## BEGIN Stored records

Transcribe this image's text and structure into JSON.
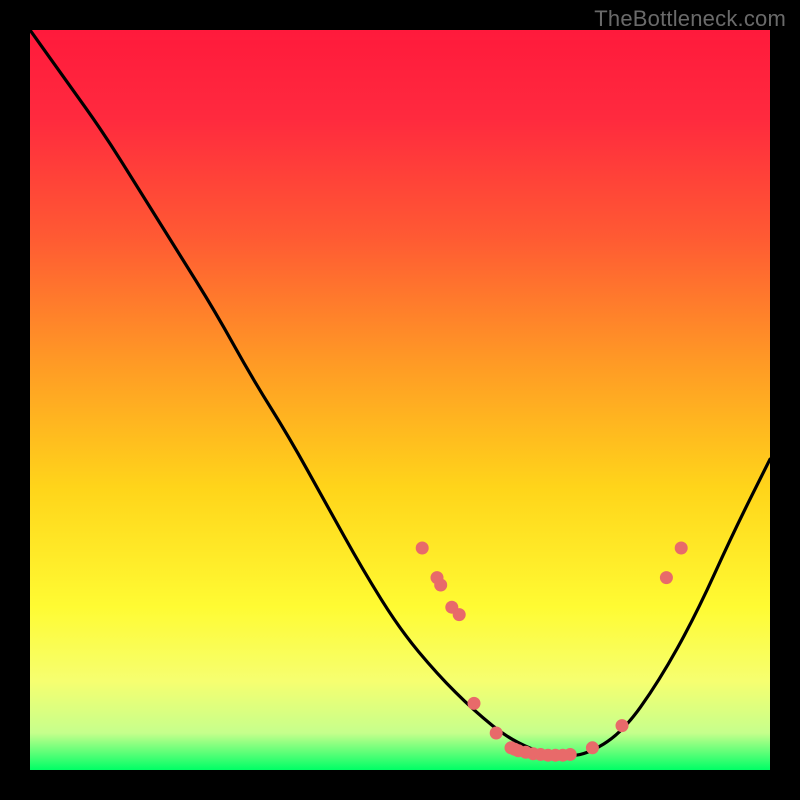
{
  "watermark": "TheBottleneck.com",
  "chart_data": {
    "type": "line",
    "title": "",
    "xlabel": "",
    "ylabel": "",
    "xlim": [
      0,
      100
    ],
    "ylim": [
      0,
      100
    ],
    "grid": false,
    "legend": false,
    "gradient_stops": [
      {
        "offset": 0.0,
        "color": "#ff1a3c"
      },
      {
        "offset": 0.12,
        "color": "#ff2a3e"
      },
      {
        "offset": 0.28,
        "color": "#ff5a33"
      },
      {
        "offset": 0.45,
        "color": "#ff9a25"
      },
      {
        "offset": 0.62,
        "color": "#ffd51a"
      },
      {
        "offset": 0.78,
        "color": "#fffb33"
      },
      {
        "offset": 0.88,
        "color": "#f6ff70"
      },
      {
        "offset": 0.95,
        "color": "#c6ff8c"
      },
      {
        "offset": 1.0,
        "color": "#00ff66"
      }
    ],
    "series": [
      {
        "name": "bottleneck-curve",
        "x": [
          0,
          5,
          10,
          15,
          20,
          25,
          30,
          35,
          40,
          45,
          50,
          55,
          60,
          65,
          70,
          72,
          75,
          80,
          85,
          90,
          95,
          100
        ],
        "y": [
          100,
          93,
          86,
          78,
          70,
          62,
          53,
          45,
          36,
          27,
          19,
          13,
          8,
          4,
          2,
          2,
          2,
          5,
          12,
          21,
          32,
          42
        ]
      }
    ],
    "markers": {
      "name": "highlighted-points",
      "color": "#e86a6a",
      "points": [
        {
          "x": 53,
          "y": 30
        },
        {
          "x": 55,
          "y": 26
        },
        {
          "x": 55.5,
          "y": 25
        },
        {
          "x": 57,
          "y": 22
        },
        {
          "x": 58,
          "y": 21
        },
        {
          "x": 60,
          "y": 9
        },
        {
          "x": 63,
          "y": 5
        },
        {
          "x": 65,
          "y": 3
        },
        {
          "x": 65.5,
          "y": 2.8
        },
        {
          "x": 66,
          "y": 2.6
        },
        {
          "x": 67,
          "y": 2.4
        },
        {
          "x": 68,
          "y": 2.2
        },
        {
          "x": 69,
          "y": 2.1
        },
        {
          "x": 70,
          "y": 2.0
        },
        {
          "x": 71,
          "y": 2.0
        },
        {
          "x": 72,
          "y": 2.0
        },
        {
          "x": 73,
          "y": 2.1
        },
        {
          "x": 76,
          "y": 3
        },
        {
          "x": 80,
          "y": 6
        },
        {
          "x": 86,
          "y": 26
        },
        {
          "x": 88,
          "y": 30
        }
      ]
    }
  }
}
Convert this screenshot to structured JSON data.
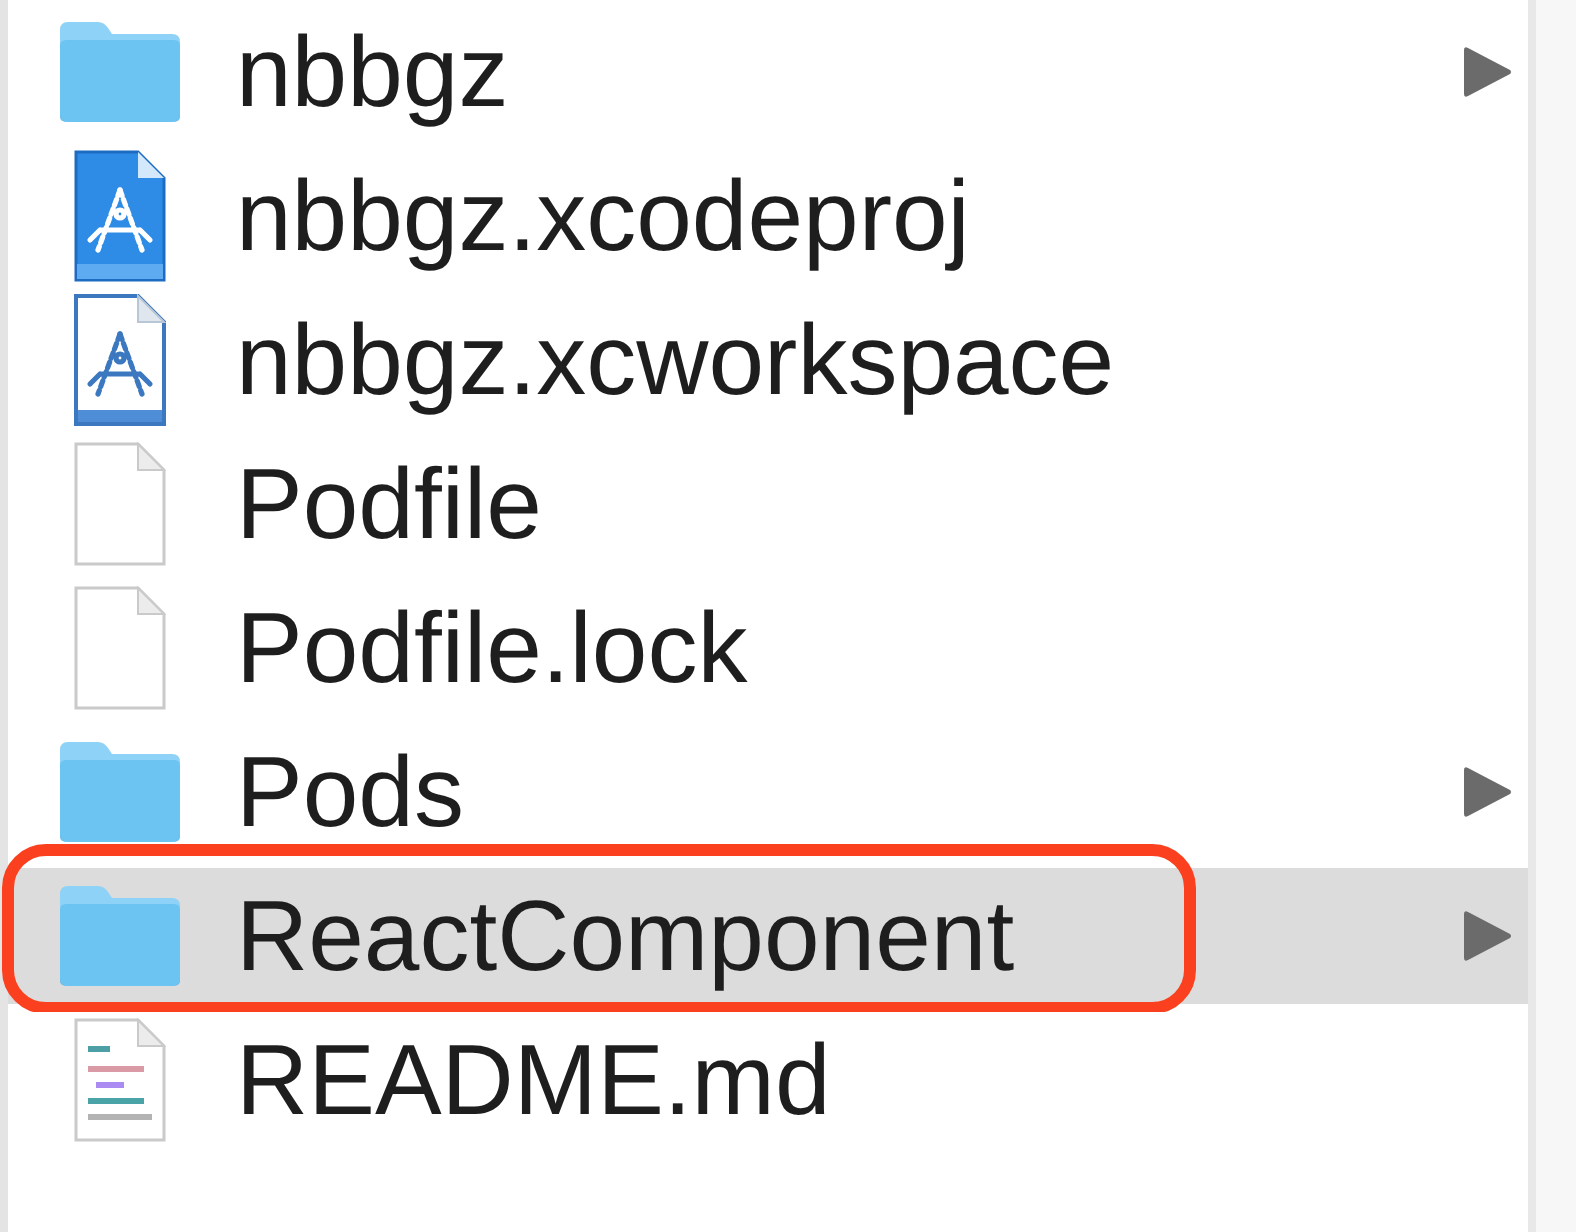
{
  "column": {
    "items": [
      {
        "name": "nbbgz",
        "kind": "folder",
        "selected": false,
        "outlined": false
      },
      {
        "name": "nbbgz.xcodeproj",
        "kind": "xcodeproj",
        "selected": false,
        "outlined": false
      },
      {
        "name": "nbbgz.xcworkspace",
        "kind": "xcworkspace",
        "selected": false,
        "outlined": false
      },
      {
        "name": "Podfile",
        "kind": "file",
        "selected": false,
        "outlined": false
      },
      {
        "name": "Podfile.lock",
        "kind": "file",
        "selected": false,
        "outlined": false
      },
      {
        "name": "Pods",
        "kind": "folder",
        "selected": false,
        "outlined": false
      },
      {
        "name": "ReactComponent",
        "kind": "folder",
        "selected": true,
        "outlined": true
      },
      {
        "name": "README.md",
        "kind": "markdown",
        "selected": false,
        "outlined": false
      }
    ]
  }
}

## END Stored records

**What the exercise asks**
Leave out the pictures and retype every line above exactly.

**The answer**
Transcribe this image's text and structure into JSON.
{
  "watermark": "TheBottleneck.com",
  "chart_data": {
    "type": "line",
    "title": "",
    "xlabel": "",
    "ylabel": "",
    "xlim": [
      0,
      100
    ],
    "ylim": [
      0,
      100
    ],
    "grid": false,
    "legend": false,
    "gradient_stops": [
      {
        "offset": 0.0,
        "color": "#ff1a3c"
      },
      {
        "offset": 0.12,
        "color": "#ff2a3e"
      },
      {
        "offset": 0.28,
        "color": "#ff5a33"
      },
      {
        "offset": 0.45,
        "color": "#ff9a25"
      },
      {
        "offset": 0.62,
        "color": "#ffd51a"
      },
      {
        "offset": 0.78,
        "color": "#fffb33"
      },
      {
        "offset": 0.88,
        "color": "#f6ff70"
      },
      {
        "offset": 0.95,
        "color": "#c6ff8c"
      },
      {
        "offset": 1.0,
        "color": "#00ff66"
      }
    ],
    "series": [
      {
        "name": "bottleneck-curve",
        "x": [
          0,
          5,
          10,
          15,
          20,
          25,
          30,
          35,
          40,
          45,
          50,
          55,
          60,
          65,
          70,
          72,
          75,
          80,
          85,
          90,
          95,
          100
        ],
        "y": [
          100,
          93,
          86,
          78,
          70,
          62,
          53,
          45,
          36,
          27,
          19,
          13,
          8,
          4,
          2,
          2,
          2,
          5,
          12,
          21,
          32,
          42
        ]
      }
    ],
    "markers": {
      "name": "highlighted-points",
      "color": "#e86a6a",
      "points": [
        {
          "x": 53,
          "y": 30
        },
        {
          "x": 55,
          "y": 26
        },
        {
          "x": 55.5,
          "y": 25
        },
        {
          "x": 57,
          "y": 22
        },
        {
          "x": 58,
          "y": 21
        },
        {
          "x": 60,
          "y": 9
        },
        {
          "x": 63,
          "y": 5
        },
        {
          "x": 65,
          "y": 3
        },
        {
          "x": 65.5,
          "y": 2.8
        },
        {
          "x": 66,
          "y": 2.6
        },
        {
          "x": 67,
          "y": 2.4
        },
        {
          "x": 68,
          "y": 2.2
        },
        {
          "x": 69,
          "y": 2.1
        },
        {
          "x": 70,
          "y": 2.0
        },
        {
          "x": 71,
          "y": 2.0
        },
        {
          "x": 72,
          "y": 2.0
        },
        {
          "x": 73,
          "y": 2.1
        },
        {
          "x": 76,
          "y": 3
        },
        {
          "x": 80,
          "y": 6
        },
        {
          "x": 86,
          "y": 26
        },
        {
          "x": 88,
          "y": 30
        }
      ]
    }
  }
}
Convert this screenshot to structured JSON data.
{
  "column": {
    "items": [
      {
        "name": "nbbgz",
        "kind": "folder",
        "selected": false,
        "outlined": false
      },
      {
        "name": "nbbgz.xcodeproj",
        "kind": "xcodeproj",
        "selected": false,
        "outlined": false
      },
      {
        "name": "nbbgz.xcworkspace",
        "kind": "xcworkspace",
        "selected": false,
        "outlined": false
      },
      {
        "name": "Podfile",
        "kind": "file",
        "selected": false,
        "outlined": false
      },
      {
        "name": "Podfile.lock",
        "kind": "file",
        "selected": false,
        "outlined": false
      },
      {
        "name": "Pods",
        "kind": "folder",
        "selected": false,
        "outlined": false
      },
      {
        "name": "ReactComponent",
        "kind": "folder",
        "selected": true,
        "outlined": true
      },
      {
        "name": "README.md",
        "kind": "markdown",
        "selected": false,
        "outlined": false
      }
    ]
  }
}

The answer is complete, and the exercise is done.